Output every line of the data exactly as it appears.

— START —

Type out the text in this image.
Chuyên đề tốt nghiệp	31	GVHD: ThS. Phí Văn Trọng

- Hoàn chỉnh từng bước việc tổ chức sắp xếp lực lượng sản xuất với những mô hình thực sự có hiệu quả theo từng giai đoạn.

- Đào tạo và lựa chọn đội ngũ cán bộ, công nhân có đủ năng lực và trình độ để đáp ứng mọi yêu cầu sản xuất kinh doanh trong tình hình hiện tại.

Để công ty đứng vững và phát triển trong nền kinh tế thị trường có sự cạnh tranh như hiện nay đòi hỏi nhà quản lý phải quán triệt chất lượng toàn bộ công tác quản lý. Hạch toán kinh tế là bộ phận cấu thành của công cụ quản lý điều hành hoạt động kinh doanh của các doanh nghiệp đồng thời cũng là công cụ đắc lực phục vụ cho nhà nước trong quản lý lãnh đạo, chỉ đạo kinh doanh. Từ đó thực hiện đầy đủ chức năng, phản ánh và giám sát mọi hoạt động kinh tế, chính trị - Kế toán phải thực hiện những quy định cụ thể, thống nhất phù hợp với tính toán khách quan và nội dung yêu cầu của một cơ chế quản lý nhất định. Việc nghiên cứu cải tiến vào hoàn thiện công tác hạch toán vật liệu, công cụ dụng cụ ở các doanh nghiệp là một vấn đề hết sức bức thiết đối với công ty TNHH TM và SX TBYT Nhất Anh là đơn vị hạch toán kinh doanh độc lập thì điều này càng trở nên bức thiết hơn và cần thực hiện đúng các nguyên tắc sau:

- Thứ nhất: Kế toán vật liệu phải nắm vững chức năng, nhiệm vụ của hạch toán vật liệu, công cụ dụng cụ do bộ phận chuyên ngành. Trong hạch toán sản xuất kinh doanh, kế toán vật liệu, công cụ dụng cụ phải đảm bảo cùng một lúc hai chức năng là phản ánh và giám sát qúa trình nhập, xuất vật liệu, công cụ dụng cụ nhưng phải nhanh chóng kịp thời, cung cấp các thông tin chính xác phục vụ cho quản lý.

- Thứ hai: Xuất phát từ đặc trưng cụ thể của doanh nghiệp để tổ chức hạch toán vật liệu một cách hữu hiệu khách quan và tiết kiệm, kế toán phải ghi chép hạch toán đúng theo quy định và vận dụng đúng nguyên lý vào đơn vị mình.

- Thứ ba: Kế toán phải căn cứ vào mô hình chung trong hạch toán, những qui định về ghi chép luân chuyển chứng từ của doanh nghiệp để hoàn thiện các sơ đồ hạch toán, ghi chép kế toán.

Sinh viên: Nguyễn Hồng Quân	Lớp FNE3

— END —

**FINAL RESULT**
Type out the text in this image.
Chuyên đề tốt nghiệp	31	GVHD: ThS. Phí Văn Trọng

- Hoàn chỉnh từng bước việc tổ chức sắp xếp lực lượng sản xuất với những mô hình thực sự có hiệu quả theo từng giai đoạn.

- Đào tạo và lựa chọn đội ngũ cán bộ, công nhân có đủ năng lực và trình độ để đáp ứng mọi yêu cầu sản xuất kinh doanh trong tình hình hiện tại.

Để công ty đứng vững và phát triển trong nền kinh tế thị trường có sự cạnh tranh như hiện nay đòi hỏi nhà quản lý phải quán triệt chất lượng toàn bộ công tác quản lý. Hạch toán kinh tế là bộ phận cấu thành của công cụ quản lý điều hành hoạt động kinh doanh của các doanh nghiệp đồng thời cũng là công cụ đắc lực phục vụ cho nhà nước trong quản lý lãnh đạo, chỉ đạo kinh doanh. Từ đó thực hiện đầy đủ chức năng, phản ánh và giám sát mọi hoạt động kinh tế, chính trị - Kế toán phải thực hiện những quy định cụ thể, thống nhất phù hợp với tính toán khách quan và nội dung yêu cầu của một cơ chế quản lý nhất định. Việc nghiên cứu cải tiến vào hoàn thiện công tác hạch toán vật liệu, công cụ dụng cụ ở các doanh nghiệp là một vấn đề hết sức bức thiết đối với công ty TNHH TM và SX TBYT Nhất Anh là đơn vị hạch toán kinh doanh độc lập thì điều này càng trở nên bức thiết hơn và cần thực hiện đúng các nguyên tắc sau:

- Thứ nhất: Kế toán vật liệu phải nắm vững chức năng, nhiệm vụ của hạch toán vật liệu, công cụ dụng cụ do bộ phận chuyên ngành. Trong hạch toán sản xuất kinh doanh, kế toán vật liệu, công cụ dụng cụ phải đảm bảo cùng một lúc hai chức năng là phản ánh và giám sát qúa trình nhập, xuất vật liệu, công cụ dụng cụ nhưng phải nhanh chóng kịp thời, cung cấp các thông tin chính xác phục vụ cho quản lý.

- Thứ hai: Xuất phát từ đặc trưng cụ thể của doanh nghiệp để tổ chức hạch toán vật liệu một cách hữu hiệu khách quan và tiết kiệm, kế toán phải ghi chép hạch toán đúng theo quy định và vận dụng đúng nguyên lý vào đơn vị mình.

- Thứ ba: Kế toán phải căn cứ vào mô hình chung trong hạch toán, những qui định về ghi chép luân chuyển chứng từ của doanh nghiệp để hoàn thiện các sơ đồ hạch toán, ghi chép kế toán.

Sinh viên: Nguyễn Hồng Quân	Lớp FNE3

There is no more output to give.